WRITTEN INSTRUCTION: Your task is to print all of the material verbatim.

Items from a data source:
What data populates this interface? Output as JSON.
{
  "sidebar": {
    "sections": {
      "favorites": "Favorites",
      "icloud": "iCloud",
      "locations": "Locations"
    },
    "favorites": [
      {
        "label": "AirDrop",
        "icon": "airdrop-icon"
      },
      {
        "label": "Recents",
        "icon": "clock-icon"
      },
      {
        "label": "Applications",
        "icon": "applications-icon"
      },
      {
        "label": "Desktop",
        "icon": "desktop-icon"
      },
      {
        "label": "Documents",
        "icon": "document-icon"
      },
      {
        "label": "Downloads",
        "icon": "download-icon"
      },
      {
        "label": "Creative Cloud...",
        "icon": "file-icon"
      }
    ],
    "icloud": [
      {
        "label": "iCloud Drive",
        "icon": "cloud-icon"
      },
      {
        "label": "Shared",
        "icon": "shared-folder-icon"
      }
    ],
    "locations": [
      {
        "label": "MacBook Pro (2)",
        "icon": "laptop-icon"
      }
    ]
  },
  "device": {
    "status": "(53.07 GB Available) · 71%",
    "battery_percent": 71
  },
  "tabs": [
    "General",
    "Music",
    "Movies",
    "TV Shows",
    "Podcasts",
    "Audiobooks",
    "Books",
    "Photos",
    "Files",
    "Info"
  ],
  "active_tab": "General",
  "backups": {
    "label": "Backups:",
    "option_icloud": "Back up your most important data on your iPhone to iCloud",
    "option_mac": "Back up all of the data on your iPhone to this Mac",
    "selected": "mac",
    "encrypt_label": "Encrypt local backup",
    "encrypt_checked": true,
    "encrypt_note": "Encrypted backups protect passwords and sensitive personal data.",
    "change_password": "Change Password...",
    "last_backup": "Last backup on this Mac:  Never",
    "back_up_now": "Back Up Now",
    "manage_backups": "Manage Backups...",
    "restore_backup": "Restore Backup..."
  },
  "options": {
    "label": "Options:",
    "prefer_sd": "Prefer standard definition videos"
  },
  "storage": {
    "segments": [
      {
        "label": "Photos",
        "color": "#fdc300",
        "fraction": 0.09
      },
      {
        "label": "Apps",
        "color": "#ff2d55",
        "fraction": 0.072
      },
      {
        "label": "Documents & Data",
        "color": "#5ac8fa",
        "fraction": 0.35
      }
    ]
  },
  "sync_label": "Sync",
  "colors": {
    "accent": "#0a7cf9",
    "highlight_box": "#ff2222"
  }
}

FINAL ANSWER:
What data populates this interface? Output as JSON.
{
  "sidebar": {
    "sections": {
      "favorites": "Favorites",
      "icloud": "iCloud",
      "locations": "Locations"
    },
    "favorites": [
      {
        "label": "AirDrop",
        "icon": "airdrop-icon"
      },
      {
        "label": "Recents",
        "icon": "clock-icon"
      },
      {
        "label": "Applications",
        "icon": "applications-icon"
      },
      {
        "label": "Desktop",
        "icon": "desktop-icon"
      },
      {
        "label": "Documents",
        "icon": "document-icon"
      },
      {
        "label": "Downloads",
        "icon": "download-icon"
      },
      {
        "label": "Creative Cloud...",
        "icon": "file-icon"
      }
    ],
    "icloud": [
      {
        "label": "iCloud Drive",
        "icon": "cloud-icon"
      },
      {
        "label": "Shared",
        "icon": "shared-folder-icon"
      }
    ],
    "locations": [
      {
        "label": "MacBook Pro (2)",
        "icon": "laptop-icon"
      }
    ]
  },
  "device": {
    "status": "(53.07 GB Available) · 71%",
    "battery_percent": 71
  },
  "tabs": [
    "General",
    "Music",
    "Movies",
    "TV Shows",
    "Podcasts",
    "Audiobooks",
    "Books",
    "Photos",
    "Files",
    "Info"
  ],
  "active_tab": "General",
  "backups": {
    "label": "Backups:",
    "option_icloud": "Back up your most important data on your iPhone to iCloud",
    "option_mac": "Back up all of the data on your iPhone to this Mac",
    "selected": "mac",
    "encrypt_label": "Encrypt local backup",
    "encrypt_checked": true,
    "encrypt_note": "Encrypted backups protect passwords and sensitive personal data.",
    "change_password": "Change Password...",
    "last_backup": "Last backup on this Mac:  Never",
    "back_up_now": "Back Up Now",
    "manage_backups": "Manage Backups...",
    "restore_backup": "Restore Backup..."
  },
  "options": {
    "label": "Options:",
    "prefer_sd": "Prefer standard definition videos"
  },
  "storage": {
    "segments": [
      {
        "label": "Photos",
        "color": "#fdc300",
        "fraction": 0.09
      },
      {
        "label": "Apps",
        "color": "#ff2d55",
        "fraction": 0.072
      },
      {
        "label": "Documents & Data",
        "color": "#5ac8fa",
        "fraction": 0.35
      }
    ]
  },
  "sync_label": "Sync",
  "colors": {
    "accent": "#0a7cf9",
    "highlight_box": "#ff2222"
  }
}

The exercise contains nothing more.